WHAT YOU WILL DO: Print the data that follows exactly.

[Extracted records]
-- Begin --

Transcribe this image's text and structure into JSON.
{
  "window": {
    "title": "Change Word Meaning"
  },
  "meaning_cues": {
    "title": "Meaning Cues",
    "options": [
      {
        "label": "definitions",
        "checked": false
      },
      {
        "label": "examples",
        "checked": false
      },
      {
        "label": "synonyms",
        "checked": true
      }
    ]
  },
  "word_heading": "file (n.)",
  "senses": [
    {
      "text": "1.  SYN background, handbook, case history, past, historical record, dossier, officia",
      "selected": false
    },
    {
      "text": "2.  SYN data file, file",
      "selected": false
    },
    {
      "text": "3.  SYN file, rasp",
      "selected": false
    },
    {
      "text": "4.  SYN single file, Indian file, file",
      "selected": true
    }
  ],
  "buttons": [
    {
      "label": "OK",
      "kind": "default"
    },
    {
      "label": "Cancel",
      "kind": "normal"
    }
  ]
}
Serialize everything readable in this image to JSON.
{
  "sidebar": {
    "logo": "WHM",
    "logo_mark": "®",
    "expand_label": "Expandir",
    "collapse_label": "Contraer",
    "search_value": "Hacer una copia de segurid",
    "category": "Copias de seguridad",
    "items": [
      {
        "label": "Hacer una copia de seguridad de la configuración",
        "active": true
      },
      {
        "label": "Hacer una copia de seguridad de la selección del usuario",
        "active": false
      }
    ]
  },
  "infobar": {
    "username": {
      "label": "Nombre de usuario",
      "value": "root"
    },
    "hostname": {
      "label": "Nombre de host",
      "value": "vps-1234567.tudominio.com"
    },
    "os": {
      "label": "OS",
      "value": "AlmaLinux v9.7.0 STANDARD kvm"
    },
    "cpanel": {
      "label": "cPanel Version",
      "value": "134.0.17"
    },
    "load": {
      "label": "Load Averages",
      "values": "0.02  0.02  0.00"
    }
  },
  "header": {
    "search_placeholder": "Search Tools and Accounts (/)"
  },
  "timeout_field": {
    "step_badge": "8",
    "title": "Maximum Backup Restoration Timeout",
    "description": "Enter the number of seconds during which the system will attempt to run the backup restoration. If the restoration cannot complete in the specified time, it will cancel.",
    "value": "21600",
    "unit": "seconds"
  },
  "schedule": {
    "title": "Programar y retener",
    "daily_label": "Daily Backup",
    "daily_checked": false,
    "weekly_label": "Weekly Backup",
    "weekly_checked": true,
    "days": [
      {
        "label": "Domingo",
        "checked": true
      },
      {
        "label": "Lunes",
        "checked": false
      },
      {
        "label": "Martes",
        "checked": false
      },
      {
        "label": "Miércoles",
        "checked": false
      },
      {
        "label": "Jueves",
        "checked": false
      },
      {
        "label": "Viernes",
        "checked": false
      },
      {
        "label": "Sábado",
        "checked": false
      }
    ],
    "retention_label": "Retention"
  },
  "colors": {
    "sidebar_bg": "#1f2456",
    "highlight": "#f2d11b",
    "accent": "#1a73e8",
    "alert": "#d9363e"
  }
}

-- End --

RESULT OF THE TASK:
Transcribe this image's text and structure into JSON.
{
  "window": {
    "title": "Change Word Meaning"
  },
  "meaning_cues": {
    "title": "Meaning Cues",
    "options": [
      {
        "label": "definitions",
        "checked": false
      },
      {
        "label": "examples",
        "checked": false
      },
      {
        "label": "synonyms",
        "checked": true
      }
    ]
  },
  "word_heading": "file (n.)",
  "senses": [
    {
      "text": "1.  SYN background, handbook, case history, past, historical record, dossier, officia",
      "selected": false
    },
    {
      "text": "2.  SYN data file, file",
      "selected": false
    },
    {
      "text": "3.  SYN file, rasp",
      "selected": false
    },
    {
      "text": "4.  SYN single file, Indian file, file",
      "selected": true
    }
  ],
  "buttons": [
    {
      "label": "OK",
      "kind": "default"
    },
    {
      "label": "Cancel",
      "kind": "normal"
    }
  ]
}
Serialize everything readable in this image to JSON.
{
  "sidebar": {
    "logo": "WHM",
    "logo_mark": "®",
    "expand_label": "Expandir",
    "collapse_label": "Contraer",
    "search_value": "Hacer una copia de segurid",
    "category": "Copias de seguridad",
    "items": [
      {
        "label": "Hacer una copia de seguridad de la configuración",
        "active": true
      },
      {
        "label": "Hacer una copia de seguridad de la selección del usuario",
        "active": false
      }
    ]
  },
  "infobar": {
    "username": {
      "label": "Nombre de usuario",
      "value": "root"
    },
    "hostname": {
      "label": "Nombre de host",
      "value": "vps-1234567.tudominio.com"
    },
    "os": {
      "label": "OS",
      "value": "AlmaLinux v9.7.0 STANDARD kvm"
    },
    "cpanel": {
      "label": "cPanel Version",
      "value": "134.0.17"
    },
    "load": {
      "label": "Load Averages",
      "values": "0.02  0.02  0.00"
    }
  },
  "header": {
    "search_placeholder": "Search Tools and Accounts (/)"
  },
  "timeout_field": {
    "step_badge": "8",
    "title": "Maximum Backup Restoration Timeout",
    "description": "Enter the number of seconds during which the system will attempt to run the backup restoration. If the restoration cannot complete in the specified time, it will cancel.",
    "value": "21600",
    "unit": "seconds"
  },
  "schedule": {
    "title": "Programar y retener",
    "daily_label": "Daily Backup",
    "daily_checked": false,
    "weekly_label": "Weekly Backup",
    "weekly_checked": true,
    "days": [
      {
        "label": "Domingo",
        "checked": true
      },
      {
        "label": "Lunes",
        "checked": false
      },
      {
        "label": "Martes",
        "checked": false
      },
      {
        "label": "Miércoles",
        "checked": false
      },
      {
        "label": "Jueves",
        "checked": false
      },
      {
        "label": "Viernes",
        "checked": false
      },
      {
        "label": "Sábado",
        "checked": false
      }
    ],
    "retention_label": "Retention"
  },
  "colors": {
    "sidebar_bg": "#1f2456",
    "highlight": "#f2d11b",
    "accent": "#1a73e8",
    "alert": "#d9363e"
  }
}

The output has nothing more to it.